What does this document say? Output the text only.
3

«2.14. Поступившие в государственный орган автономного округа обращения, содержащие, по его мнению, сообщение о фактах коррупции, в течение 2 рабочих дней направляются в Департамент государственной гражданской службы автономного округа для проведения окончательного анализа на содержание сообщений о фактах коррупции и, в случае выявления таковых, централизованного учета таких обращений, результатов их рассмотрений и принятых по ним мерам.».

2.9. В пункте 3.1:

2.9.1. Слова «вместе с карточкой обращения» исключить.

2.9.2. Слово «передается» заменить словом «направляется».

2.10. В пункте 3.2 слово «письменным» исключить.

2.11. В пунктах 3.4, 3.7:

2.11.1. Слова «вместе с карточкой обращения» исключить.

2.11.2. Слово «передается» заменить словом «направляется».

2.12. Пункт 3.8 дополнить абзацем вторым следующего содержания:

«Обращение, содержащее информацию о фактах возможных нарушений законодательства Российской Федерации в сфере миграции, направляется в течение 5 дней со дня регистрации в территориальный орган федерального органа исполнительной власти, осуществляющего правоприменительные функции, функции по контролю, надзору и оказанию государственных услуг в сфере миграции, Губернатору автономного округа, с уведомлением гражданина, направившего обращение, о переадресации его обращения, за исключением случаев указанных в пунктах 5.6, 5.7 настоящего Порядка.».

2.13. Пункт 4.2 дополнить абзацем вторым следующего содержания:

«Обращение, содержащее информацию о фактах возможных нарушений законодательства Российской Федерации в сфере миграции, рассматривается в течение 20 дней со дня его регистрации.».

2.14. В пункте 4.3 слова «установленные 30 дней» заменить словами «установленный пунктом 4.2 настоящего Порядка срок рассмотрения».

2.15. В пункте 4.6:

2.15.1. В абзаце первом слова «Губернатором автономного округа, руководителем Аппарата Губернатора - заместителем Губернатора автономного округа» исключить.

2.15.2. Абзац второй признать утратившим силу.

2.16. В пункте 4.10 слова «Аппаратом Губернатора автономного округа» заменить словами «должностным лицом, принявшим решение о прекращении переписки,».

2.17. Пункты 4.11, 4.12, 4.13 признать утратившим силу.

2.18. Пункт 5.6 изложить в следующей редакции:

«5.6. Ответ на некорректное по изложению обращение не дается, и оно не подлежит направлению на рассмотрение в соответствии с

----

- _What the task asks_
For the material, find the number of lines holding the word "утратившим" and give that figure and nothing more.

- _Written response_
2